#### Data items:
+ + + +

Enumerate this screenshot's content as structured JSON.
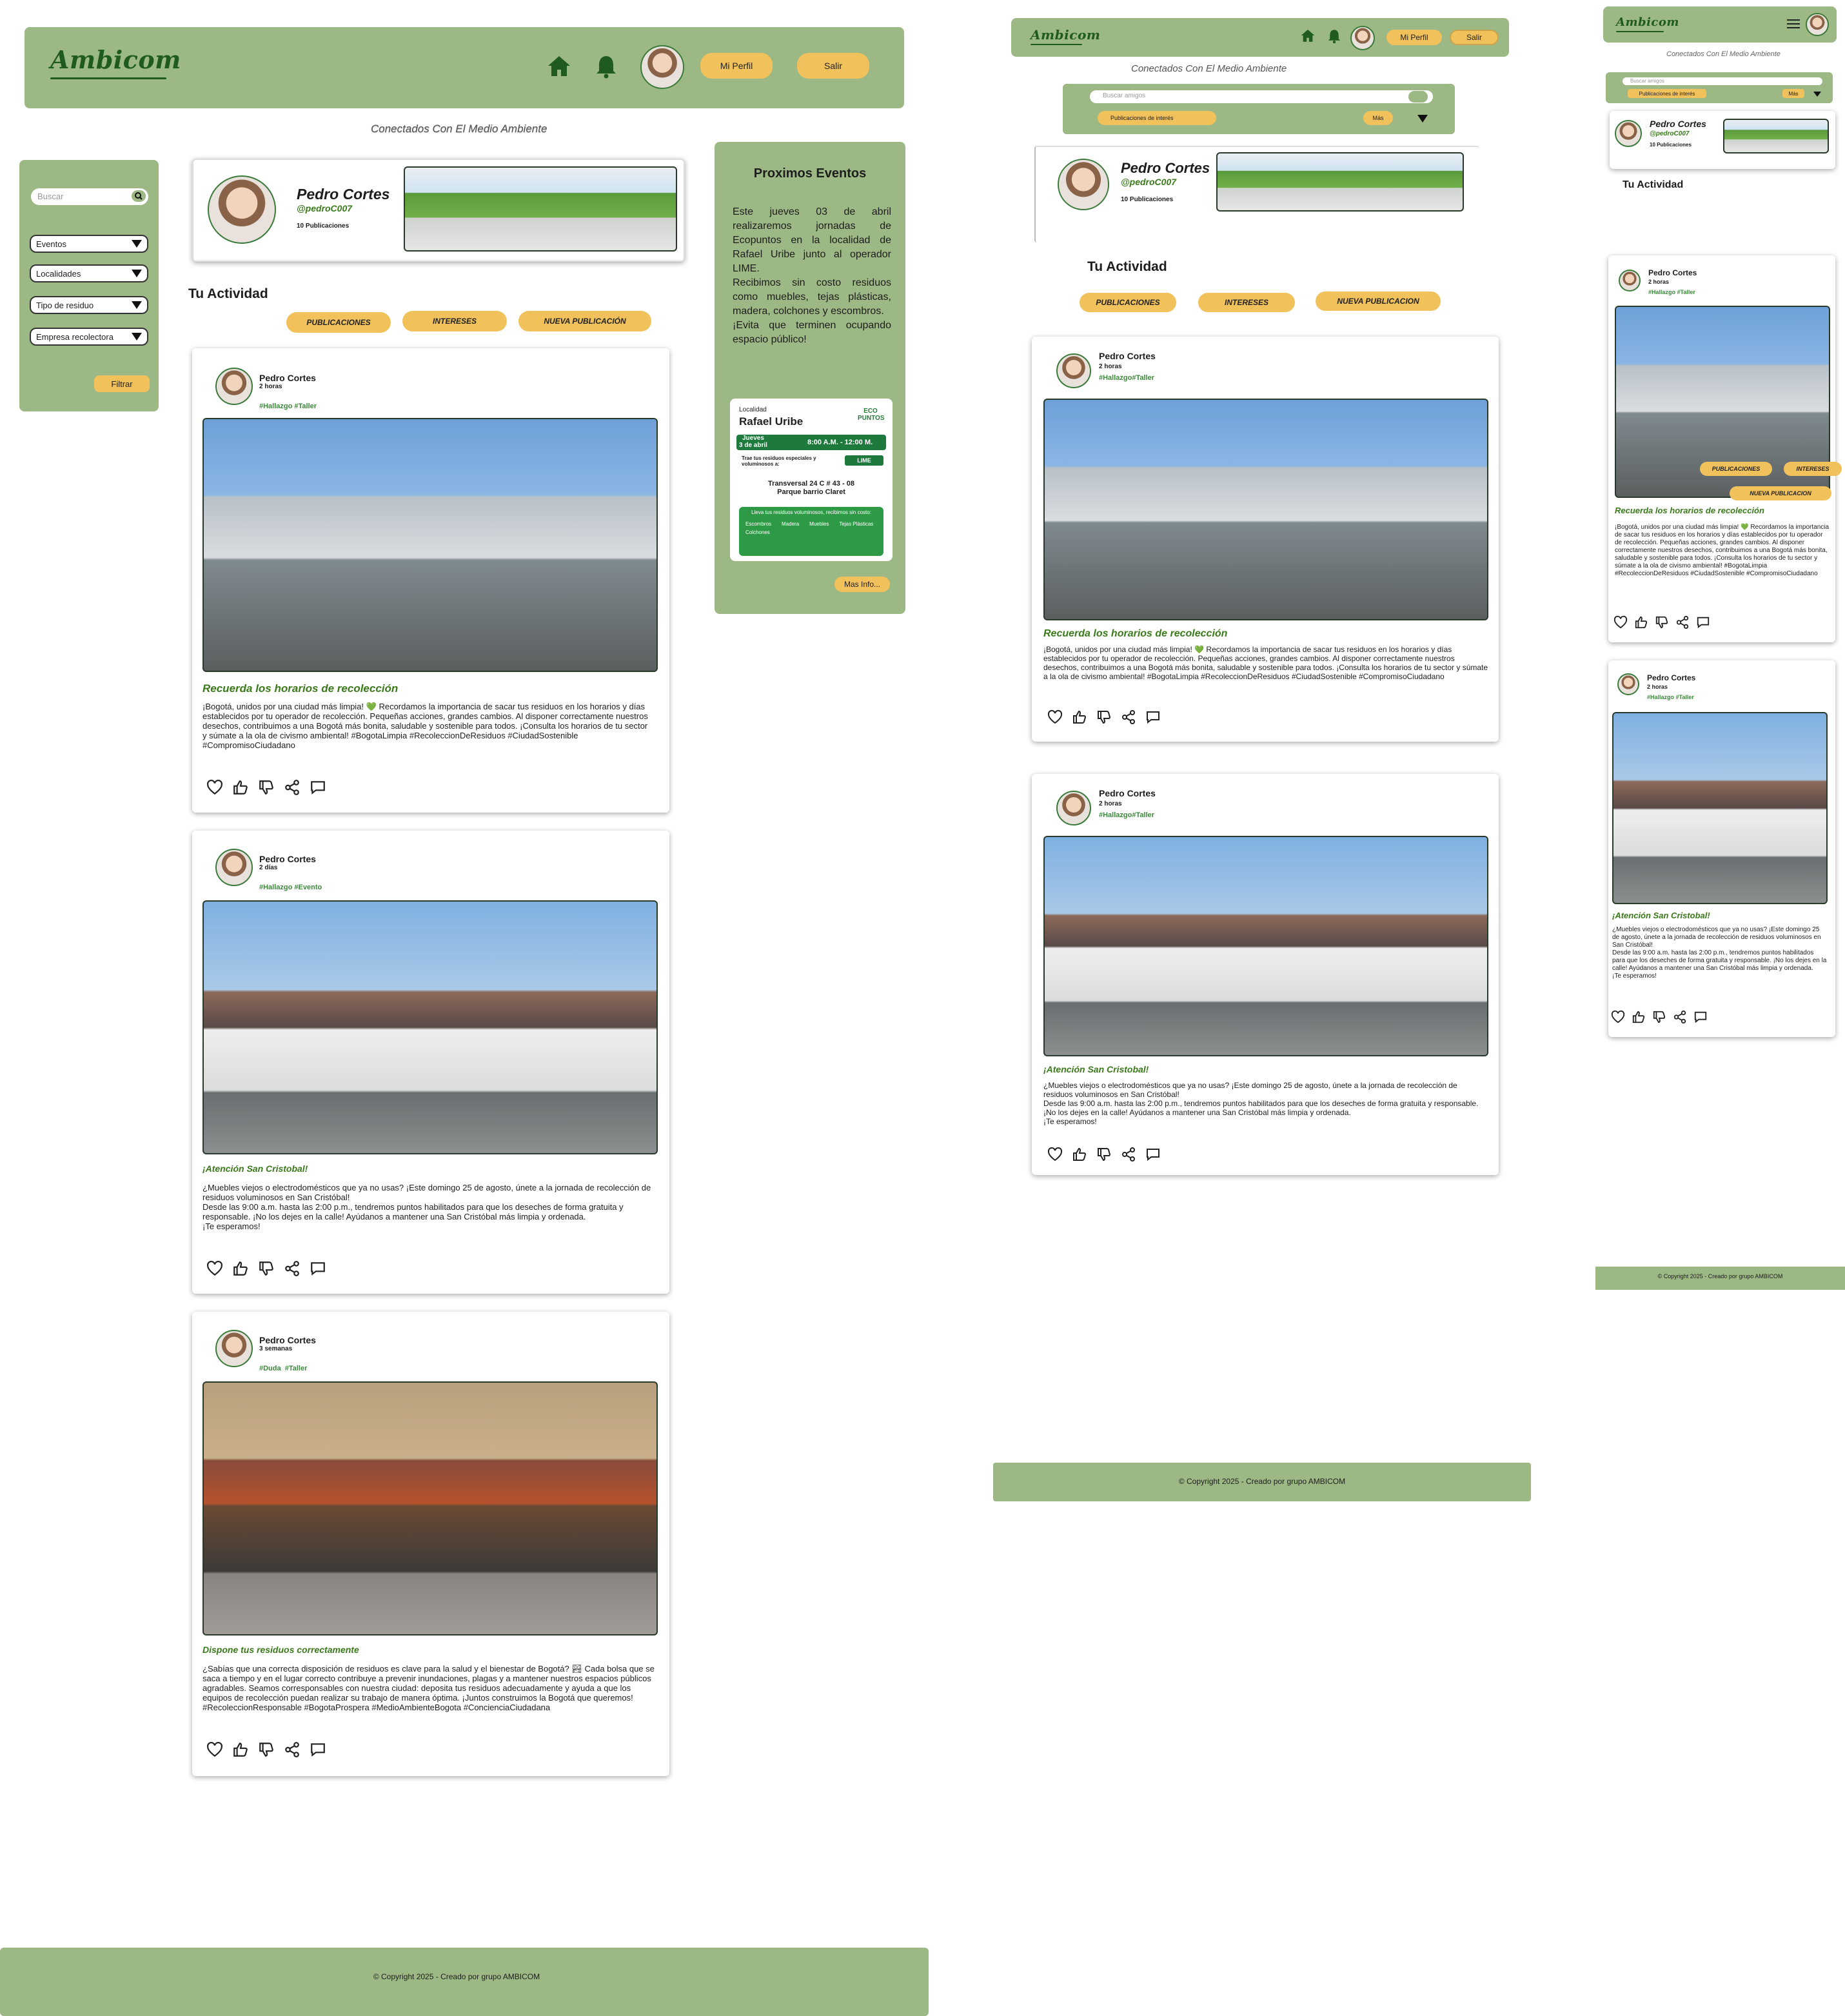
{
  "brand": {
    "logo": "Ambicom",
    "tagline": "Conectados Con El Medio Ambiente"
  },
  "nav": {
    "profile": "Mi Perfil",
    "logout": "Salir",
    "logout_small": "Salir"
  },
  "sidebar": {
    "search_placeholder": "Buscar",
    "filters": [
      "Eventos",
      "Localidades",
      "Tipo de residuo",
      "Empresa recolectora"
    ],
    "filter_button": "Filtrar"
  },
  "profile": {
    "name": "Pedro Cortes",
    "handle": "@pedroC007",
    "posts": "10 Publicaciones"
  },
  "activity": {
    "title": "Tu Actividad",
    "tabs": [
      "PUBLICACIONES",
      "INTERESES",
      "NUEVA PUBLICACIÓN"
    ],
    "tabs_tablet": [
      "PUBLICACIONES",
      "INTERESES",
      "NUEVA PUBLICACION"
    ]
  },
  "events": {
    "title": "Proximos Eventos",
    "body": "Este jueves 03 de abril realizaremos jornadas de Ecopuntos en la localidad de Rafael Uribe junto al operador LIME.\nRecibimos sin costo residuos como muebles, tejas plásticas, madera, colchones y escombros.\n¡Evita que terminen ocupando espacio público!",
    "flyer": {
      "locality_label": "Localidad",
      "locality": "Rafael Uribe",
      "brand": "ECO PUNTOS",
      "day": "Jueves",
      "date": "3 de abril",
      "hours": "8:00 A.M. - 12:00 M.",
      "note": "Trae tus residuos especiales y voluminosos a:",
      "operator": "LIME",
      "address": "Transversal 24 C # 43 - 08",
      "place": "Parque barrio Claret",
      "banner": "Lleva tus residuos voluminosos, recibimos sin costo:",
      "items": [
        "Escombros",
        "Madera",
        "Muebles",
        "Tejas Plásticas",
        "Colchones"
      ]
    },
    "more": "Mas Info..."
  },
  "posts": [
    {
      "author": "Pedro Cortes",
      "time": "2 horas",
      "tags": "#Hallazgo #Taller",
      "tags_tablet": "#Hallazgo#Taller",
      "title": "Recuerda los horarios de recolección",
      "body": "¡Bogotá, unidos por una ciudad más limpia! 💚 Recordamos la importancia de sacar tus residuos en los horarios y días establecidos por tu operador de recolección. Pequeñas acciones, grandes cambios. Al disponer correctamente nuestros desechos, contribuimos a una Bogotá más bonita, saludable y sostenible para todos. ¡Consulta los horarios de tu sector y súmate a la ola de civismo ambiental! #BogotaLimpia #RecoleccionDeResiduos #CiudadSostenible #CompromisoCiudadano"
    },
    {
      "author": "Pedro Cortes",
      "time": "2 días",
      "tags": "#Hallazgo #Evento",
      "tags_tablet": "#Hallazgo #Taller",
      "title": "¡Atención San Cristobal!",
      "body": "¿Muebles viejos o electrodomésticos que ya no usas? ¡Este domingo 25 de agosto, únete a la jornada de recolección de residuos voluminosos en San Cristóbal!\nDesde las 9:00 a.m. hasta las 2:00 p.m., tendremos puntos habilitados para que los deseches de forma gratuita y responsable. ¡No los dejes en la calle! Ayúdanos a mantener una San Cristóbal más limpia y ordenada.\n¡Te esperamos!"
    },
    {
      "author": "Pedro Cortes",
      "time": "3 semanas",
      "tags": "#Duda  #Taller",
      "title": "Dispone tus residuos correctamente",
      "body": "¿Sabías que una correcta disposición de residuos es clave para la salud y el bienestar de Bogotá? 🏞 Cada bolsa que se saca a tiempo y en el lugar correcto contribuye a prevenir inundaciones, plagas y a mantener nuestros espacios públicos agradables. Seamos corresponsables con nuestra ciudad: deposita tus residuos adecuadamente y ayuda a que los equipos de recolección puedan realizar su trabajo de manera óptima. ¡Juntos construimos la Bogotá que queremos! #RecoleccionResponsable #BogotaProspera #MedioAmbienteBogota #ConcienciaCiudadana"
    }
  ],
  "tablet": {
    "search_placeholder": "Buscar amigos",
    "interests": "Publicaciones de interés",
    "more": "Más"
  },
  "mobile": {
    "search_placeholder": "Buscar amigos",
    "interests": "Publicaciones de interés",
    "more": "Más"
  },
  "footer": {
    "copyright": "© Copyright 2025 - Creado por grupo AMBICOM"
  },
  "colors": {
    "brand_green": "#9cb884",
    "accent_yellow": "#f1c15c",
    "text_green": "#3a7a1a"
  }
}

+ + + +

#### What this task involves:
Leave the pictures out and reproduce each record exactly as written.

#### Finished exercise:
Enumerate this screenshot's content as structured JSON.
{
  "brand": {
    "logo": "Ambicom",
    "tagline": "Conectados Con El Medio Ambiente"
  },
  "nav": {
    "profile": "Mi Perfil",
    "logout": "Salir",
    "logout_small": "Salir"
  },
  "sidebar": {
    "search_placeholder": "Buscar",
    "filters": [
      "Eventos",
      "Localidades",
      "Tipo de residuo",
      "Empresa recolectora"
    ],
    "filter_button": "Filtrar"
  },
  "profile": {
    "name": "Pedro Cortes",
    "handle": "@pedroC007",
    "posts": "10 Publicaciones"
  },
  "activity": {
    "title": "Tu Actividad",
    "tabs": [
      "PUBLICACIONES",
      "INTERESES",
      "NUEVA PUBLICACIÓN"
    ],
    "tabs_tablet": [
      "PUBLICACIONES",
      "INTERESES",
      "NUEVA PUBLICACION"
    ]
  },
  "events": {
    "title": "Proximos Eventos",
    "body": "Este jueves 03 de abril realizaremos jornadas de Ecopuntos en la localidad de Rafael Uribe junto al operador LIME.\nRecibimos sin costo residuos como muebles, tejas plásticas, madera, colchones y escombros.\n¡Evita que terminen ocupando espacio público!",
    "flyer": {
      "locality_label": "Localidad",
      "locality": "Rafael Uribe",
      "brand": "ECO PUNTOS",
      "day": "Jueves",
      "date": "3 de abril",
      "hours": "8:00 A.M. - 12:00 M.",
      "note": "Trae tus residuos especiales y voluminosos a:",
      "operator": "LIME",
      "address": "Transversal 24 C # 43 - 08",
      "place": "Parque barrio Claret",
      "banner": "Lleva tus residuos voluminosos, recibimos sin costo:",
      "items": [
        "Escombros",
        "Madera",
        "Muebles",
        "Tejas Plásticas",
        "Colchones"
      ]
    },
    "more": "Mas Info..."
  },
  "posts": [
    {
      "author": "Pedro Cortes",
      "time": "2 horas",
      "tags": "#Hallazgo #Taller",
      "tags_tablet": "#Hallazgo#Taller",
      "title": "Recuerda los horarios de recolección",
      "body": "¡Bogotá, unidos por una ciudad más limpia! 💚 Recordamos la importancia de sacar tus residuos en los horarios y días establecidos por tu operador de recolección. Pequeñas acciones, grandes cambios. Al disponer correctamente nuestros desechos, contribuimos a una Bogotá más bonita, saludable y sostenible para todos. ¡Consulta los horarios de tu sector y súmate a la ola de civismo ambiental! #BogotaLimpia #RecoleccionDeResiduos #CiudadSostenible #CompromisoCiudadano"
    },
    {
      "author": "Pedro Cortes",
      "time": "2 días",
      "tags": "#Hallazgo #Evento",
      "tags_tablet": "#Hallazgo #Taller",
      "title": "¡Atención San Cristobal!",
      "body": "¿Muebles viejos o electrodomésticos que ya no usas? ¡Este domingo 25 de agosto, únete a la jornada de recolección de residuos voluminosos en San Cristóbal!\nDesde las 9:00 a.m. hasta las 2:00 p.m., tendremos puntos habilitados para que los deseches de forma gratuita y responsable. ¡No los dejes en la calle! Ayúdanos a mantener una San Cristóbal más limpia y ordenada.\n¡Te esperamos!"
    },
    {
      "author": "Pedro Cortes",
      "time": "3 semanas",
      "tags": "#Duda  #Taller",
      "title": "Dispone tus residuos correctamente",
      "body": "¿Sabías que una correcta disposición de residuos es clave para la salud y el bienestar de Bogotá? 🏞 Cada bolsa que se saca a tiempo y en el lugar correcto contribuye a prevenir inundaciones, plagas y a mantener nuestros espacios públicos agradables. Seamos corresponsables con nuestra ciudad: deposita tus residuos adecuadamente y ayuda a que los equipos de recolección puedan realizar su trabajo de manera óptima. ¡Juntos construimos la Bogotá que queremos! #RecoleccionResponsable #BogotaProspera #MedioAmbienteBogota #ConcienciaCiudadana"
    }
  ],
  "tablet": {
    "search_placeholder": "Buscar amigos",
    "interests": "Publicaciones de interés",
    "more": "Más"
  },
  "mobile": {
    "search_placeholder": "Buscar amigos",
    "interests": "Publicaciones de interés",
    "more": "Más"
  },
  "footer": {
    "copyright": "© Copyright 2025 - Creado por grupo AMBICOM"
  },
  "colors": {
    "brand_green": "#9cb884",
    "accent_yellow": "#f1c15c",
    "text_green": "#3a7a1a"
  }
}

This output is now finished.